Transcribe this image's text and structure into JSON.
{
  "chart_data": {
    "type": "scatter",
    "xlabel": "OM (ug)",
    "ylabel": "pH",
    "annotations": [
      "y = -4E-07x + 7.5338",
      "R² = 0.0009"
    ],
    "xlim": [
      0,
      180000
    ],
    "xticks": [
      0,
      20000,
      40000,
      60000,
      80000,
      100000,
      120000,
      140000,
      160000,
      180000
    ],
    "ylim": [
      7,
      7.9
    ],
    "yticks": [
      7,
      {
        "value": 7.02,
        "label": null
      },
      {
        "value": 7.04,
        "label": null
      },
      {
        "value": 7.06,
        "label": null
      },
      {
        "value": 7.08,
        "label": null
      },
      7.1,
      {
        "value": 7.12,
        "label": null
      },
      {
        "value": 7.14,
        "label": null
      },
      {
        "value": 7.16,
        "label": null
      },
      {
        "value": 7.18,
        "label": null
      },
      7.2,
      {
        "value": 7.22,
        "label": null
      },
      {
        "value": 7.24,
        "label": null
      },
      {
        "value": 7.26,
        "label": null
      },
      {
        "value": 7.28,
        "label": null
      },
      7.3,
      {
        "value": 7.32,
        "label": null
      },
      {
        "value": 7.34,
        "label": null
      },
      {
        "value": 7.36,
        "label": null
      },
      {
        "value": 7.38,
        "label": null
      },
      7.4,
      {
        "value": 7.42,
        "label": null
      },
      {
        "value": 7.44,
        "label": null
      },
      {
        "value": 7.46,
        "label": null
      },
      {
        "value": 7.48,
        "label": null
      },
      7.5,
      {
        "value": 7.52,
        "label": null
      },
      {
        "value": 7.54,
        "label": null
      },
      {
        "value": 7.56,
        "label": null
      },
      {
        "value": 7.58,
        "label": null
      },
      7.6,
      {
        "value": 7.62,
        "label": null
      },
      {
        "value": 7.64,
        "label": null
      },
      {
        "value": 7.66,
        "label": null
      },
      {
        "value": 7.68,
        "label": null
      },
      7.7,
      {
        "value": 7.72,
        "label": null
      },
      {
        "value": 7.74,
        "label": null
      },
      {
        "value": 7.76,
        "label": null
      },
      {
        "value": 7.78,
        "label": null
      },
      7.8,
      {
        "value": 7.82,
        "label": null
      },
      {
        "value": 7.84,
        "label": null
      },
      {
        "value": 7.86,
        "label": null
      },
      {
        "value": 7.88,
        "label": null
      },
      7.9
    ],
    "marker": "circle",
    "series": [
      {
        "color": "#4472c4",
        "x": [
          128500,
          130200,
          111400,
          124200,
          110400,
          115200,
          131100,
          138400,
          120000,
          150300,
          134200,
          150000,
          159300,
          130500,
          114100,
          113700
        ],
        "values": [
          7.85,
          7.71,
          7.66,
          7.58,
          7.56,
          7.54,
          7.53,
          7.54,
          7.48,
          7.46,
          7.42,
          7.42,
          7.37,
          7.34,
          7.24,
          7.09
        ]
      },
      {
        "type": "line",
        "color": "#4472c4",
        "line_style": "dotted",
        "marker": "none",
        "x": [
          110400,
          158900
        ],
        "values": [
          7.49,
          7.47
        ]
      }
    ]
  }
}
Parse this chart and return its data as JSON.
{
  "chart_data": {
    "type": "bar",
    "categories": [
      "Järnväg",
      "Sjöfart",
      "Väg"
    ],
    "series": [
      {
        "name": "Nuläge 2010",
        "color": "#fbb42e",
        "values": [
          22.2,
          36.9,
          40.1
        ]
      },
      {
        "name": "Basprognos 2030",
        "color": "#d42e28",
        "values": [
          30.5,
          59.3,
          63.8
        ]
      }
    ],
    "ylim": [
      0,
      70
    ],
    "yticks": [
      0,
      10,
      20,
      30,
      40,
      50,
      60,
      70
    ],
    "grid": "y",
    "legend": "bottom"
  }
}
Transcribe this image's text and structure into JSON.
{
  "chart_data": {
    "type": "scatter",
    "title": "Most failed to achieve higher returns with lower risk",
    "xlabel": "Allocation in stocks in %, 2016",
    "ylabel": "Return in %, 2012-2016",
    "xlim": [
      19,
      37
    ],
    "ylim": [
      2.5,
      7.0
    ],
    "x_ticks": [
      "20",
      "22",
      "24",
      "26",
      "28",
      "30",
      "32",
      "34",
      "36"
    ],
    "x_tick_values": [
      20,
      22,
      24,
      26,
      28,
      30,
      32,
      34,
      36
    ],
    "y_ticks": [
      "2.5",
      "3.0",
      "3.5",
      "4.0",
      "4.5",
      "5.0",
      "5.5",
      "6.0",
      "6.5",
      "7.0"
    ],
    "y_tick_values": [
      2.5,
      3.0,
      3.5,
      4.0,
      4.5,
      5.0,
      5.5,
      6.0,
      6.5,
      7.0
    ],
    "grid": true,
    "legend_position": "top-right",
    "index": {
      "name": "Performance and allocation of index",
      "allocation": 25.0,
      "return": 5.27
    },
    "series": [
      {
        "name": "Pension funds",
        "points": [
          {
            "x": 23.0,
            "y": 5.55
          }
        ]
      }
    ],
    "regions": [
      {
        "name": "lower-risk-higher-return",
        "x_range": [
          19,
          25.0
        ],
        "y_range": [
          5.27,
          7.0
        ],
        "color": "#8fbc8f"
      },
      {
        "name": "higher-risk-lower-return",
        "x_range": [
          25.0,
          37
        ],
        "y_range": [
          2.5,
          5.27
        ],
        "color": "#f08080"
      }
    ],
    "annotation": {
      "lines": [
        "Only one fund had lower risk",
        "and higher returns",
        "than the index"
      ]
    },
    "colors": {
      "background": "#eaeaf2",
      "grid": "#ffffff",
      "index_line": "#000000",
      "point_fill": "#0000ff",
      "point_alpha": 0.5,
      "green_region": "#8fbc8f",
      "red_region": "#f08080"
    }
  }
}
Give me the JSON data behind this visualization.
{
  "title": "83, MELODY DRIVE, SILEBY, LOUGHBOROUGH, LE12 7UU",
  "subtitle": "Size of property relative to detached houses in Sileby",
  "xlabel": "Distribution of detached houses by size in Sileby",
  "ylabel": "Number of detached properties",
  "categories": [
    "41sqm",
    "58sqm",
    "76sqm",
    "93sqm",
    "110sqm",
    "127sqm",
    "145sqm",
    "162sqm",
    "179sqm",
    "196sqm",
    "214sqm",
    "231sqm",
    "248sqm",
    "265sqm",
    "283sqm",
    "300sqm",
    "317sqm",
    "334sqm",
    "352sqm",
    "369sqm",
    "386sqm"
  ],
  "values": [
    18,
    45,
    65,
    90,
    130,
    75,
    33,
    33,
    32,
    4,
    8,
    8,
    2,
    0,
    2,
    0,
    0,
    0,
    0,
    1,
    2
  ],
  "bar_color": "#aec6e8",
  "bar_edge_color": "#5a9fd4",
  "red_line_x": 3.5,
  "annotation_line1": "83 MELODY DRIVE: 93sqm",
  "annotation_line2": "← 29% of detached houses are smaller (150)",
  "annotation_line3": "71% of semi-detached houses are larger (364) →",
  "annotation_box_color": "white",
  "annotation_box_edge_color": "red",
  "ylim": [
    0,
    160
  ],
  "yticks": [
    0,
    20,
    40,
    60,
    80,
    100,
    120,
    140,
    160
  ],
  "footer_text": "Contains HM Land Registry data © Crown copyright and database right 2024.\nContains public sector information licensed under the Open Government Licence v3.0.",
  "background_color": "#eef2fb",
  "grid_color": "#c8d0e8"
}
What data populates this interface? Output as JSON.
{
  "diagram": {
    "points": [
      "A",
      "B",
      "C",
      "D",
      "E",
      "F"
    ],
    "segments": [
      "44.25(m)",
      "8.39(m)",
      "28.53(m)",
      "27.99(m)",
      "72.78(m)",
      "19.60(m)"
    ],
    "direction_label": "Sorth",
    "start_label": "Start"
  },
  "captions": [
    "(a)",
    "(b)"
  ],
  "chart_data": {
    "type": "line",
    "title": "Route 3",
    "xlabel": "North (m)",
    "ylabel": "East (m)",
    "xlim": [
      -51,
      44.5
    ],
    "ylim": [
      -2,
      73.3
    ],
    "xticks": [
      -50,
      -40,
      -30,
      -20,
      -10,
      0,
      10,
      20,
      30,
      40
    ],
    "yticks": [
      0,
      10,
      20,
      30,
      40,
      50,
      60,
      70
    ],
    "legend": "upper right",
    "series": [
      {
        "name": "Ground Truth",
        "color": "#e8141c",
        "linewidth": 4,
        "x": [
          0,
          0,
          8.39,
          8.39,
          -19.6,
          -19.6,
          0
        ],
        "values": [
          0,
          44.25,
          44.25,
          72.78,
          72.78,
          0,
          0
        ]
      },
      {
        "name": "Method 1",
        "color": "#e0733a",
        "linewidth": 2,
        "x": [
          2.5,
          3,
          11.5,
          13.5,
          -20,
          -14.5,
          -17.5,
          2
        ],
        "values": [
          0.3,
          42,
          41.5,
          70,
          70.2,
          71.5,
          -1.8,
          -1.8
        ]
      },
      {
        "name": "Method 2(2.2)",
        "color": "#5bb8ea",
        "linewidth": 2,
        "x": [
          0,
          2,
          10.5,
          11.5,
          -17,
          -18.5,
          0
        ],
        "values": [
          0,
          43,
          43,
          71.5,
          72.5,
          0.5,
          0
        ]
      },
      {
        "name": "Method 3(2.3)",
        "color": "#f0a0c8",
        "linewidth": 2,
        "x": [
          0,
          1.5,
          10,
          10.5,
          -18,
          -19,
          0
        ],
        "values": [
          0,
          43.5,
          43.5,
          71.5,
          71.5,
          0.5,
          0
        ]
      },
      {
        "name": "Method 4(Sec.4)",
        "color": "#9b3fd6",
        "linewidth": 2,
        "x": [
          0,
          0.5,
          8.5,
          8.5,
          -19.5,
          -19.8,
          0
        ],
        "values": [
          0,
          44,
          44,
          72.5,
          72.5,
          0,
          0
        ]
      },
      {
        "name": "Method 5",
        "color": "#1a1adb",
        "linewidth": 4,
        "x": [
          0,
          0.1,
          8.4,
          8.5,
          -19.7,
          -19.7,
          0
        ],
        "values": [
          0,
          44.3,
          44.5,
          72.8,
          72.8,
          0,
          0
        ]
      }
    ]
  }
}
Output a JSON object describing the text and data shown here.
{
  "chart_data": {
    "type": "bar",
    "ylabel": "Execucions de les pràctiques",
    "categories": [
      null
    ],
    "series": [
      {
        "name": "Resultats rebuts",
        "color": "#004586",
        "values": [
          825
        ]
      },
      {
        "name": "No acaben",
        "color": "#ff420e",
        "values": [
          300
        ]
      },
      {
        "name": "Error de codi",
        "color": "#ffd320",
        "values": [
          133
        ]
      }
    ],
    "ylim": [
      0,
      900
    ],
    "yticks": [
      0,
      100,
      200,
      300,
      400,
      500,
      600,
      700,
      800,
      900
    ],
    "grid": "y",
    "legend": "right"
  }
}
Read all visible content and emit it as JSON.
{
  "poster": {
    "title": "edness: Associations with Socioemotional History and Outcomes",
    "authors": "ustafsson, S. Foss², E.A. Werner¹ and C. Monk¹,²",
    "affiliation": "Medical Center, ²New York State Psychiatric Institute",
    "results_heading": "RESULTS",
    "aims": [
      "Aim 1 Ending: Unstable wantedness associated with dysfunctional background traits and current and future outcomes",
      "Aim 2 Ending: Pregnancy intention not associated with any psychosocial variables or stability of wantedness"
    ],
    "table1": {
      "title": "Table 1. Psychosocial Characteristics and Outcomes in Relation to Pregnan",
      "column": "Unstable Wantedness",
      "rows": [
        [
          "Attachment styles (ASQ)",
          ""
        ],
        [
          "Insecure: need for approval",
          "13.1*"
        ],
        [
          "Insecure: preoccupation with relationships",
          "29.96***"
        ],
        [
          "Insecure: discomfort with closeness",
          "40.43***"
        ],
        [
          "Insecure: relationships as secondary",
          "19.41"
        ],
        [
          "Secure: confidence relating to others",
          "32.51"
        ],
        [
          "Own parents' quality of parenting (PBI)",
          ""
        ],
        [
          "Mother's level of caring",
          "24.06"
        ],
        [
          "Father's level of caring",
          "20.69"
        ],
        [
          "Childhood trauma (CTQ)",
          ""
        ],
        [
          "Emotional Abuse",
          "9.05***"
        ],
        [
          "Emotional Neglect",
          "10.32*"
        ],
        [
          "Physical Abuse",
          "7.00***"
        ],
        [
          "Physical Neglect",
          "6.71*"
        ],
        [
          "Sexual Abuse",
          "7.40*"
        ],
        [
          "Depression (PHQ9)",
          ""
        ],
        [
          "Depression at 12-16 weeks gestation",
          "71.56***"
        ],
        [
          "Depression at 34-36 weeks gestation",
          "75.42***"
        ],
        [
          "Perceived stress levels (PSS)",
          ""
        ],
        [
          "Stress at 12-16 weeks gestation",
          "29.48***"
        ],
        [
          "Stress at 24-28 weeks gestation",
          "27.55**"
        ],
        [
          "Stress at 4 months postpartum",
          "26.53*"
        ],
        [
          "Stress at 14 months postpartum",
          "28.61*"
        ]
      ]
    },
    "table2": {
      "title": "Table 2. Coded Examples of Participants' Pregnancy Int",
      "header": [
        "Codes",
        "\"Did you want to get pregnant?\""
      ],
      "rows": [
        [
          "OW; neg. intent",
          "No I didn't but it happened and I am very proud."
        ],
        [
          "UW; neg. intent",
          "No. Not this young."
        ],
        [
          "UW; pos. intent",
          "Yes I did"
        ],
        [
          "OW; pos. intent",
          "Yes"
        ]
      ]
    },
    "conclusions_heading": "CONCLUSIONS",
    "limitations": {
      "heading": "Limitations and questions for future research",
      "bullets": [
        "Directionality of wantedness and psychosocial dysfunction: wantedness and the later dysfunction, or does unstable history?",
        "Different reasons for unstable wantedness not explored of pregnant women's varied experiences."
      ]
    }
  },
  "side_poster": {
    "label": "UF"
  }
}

● ● ● ●

**Written request:** Find every line in the records that contains the word "risk"; copy those lines.

**Complete response:**
    "title": "Most failed to achieve higher returns with lower risk",
        "name": "lower-risk-higher-return",
        "name": "higher-risk-lower-return",
        "Only one fund had lower risk",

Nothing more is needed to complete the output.